(Dataset records of document pages)

□ □ □ □ □

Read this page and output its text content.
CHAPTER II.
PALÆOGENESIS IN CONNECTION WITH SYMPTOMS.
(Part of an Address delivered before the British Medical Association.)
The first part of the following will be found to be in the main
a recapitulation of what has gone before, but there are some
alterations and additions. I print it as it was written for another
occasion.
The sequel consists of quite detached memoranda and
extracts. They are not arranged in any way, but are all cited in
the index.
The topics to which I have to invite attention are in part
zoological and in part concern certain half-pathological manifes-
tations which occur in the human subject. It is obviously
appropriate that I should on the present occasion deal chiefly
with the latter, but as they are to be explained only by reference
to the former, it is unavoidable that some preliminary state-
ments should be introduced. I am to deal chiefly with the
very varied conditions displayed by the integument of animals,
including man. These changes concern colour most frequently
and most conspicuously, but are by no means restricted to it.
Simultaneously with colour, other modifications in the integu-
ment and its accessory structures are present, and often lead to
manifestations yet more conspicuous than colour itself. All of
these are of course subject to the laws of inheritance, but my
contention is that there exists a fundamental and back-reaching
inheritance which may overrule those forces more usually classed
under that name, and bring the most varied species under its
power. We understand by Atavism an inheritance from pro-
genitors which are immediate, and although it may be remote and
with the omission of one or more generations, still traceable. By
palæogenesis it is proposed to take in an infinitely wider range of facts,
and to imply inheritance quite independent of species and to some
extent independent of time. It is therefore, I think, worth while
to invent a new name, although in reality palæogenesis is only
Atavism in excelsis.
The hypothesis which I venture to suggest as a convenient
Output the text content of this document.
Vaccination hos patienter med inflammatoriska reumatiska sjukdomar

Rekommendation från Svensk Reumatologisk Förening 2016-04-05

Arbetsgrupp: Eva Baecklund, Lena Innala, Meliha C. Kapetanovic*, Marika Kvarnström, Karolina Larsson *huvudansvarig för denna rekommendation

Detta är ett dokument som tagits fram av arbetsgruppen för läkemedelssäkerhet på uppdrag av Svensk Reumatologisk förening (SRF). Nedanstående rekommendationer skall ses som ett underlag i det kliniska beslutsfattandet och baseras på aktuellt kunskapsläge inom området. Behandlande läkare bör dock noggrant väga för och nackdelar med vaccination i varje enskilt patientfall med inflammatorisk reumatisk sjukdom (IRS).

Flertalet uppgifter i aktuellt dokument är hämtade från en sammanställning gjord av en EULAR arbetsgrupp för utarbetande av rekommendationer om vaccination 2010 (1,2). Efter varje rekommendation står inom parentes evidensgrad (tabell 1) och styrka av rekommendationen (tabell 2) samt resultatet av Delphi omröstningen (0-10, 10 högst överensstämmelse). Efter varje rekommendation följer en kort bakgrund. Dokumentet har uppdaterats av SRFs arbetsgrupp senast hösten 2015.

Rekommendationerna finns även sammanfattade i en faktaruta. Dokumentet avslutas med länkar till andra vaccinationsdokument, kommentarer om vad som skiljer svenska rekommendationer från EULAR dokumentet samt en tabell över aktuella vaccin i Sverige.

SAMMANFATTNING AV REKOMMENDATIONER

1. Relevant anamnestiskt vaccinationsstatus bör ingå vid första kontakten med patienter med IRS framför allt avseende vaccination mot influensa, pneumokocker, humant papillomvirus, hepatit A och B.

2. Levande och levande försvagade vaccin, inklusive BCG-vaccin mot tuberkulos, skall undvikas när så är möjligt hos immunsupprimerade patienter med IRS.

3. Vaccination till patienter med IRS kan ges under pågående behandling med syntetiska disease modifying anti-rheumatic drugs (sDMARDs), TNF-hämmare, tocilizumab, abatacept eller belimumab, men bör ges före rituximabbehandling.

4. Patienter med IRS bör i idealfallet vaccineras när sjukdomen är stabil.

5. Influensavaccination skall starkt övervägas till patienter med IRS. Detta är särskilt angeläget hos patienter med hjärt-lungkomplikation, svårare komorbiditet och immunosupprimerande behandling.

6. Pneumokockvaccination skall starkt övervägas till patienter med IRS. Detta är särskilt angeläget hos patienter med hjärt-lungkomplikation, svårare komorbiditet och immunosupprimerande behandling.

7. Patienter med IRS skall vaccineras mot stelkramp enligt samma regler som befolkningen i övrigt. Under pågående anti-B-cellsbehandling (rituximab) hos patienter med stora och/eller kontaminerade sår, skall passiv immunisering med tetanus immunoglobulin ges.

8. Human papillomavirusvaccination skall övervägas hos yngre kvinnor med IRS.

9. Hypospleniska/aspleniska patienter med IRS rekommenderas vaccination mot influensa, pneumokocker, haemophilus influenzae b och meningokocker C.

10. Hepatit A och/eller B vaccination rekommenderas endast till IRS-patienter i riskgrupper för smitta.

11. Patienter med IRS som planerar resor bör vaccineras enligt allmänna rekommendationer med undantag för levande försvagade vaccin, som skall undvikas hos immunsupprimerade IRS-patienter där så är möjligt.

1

□ □ □ □ □

• Problem: The lines to return are those with the string "text" in them; copy each from the entries above.

• Expected answer:
Read this page and output its text content.
Output the text content of this document.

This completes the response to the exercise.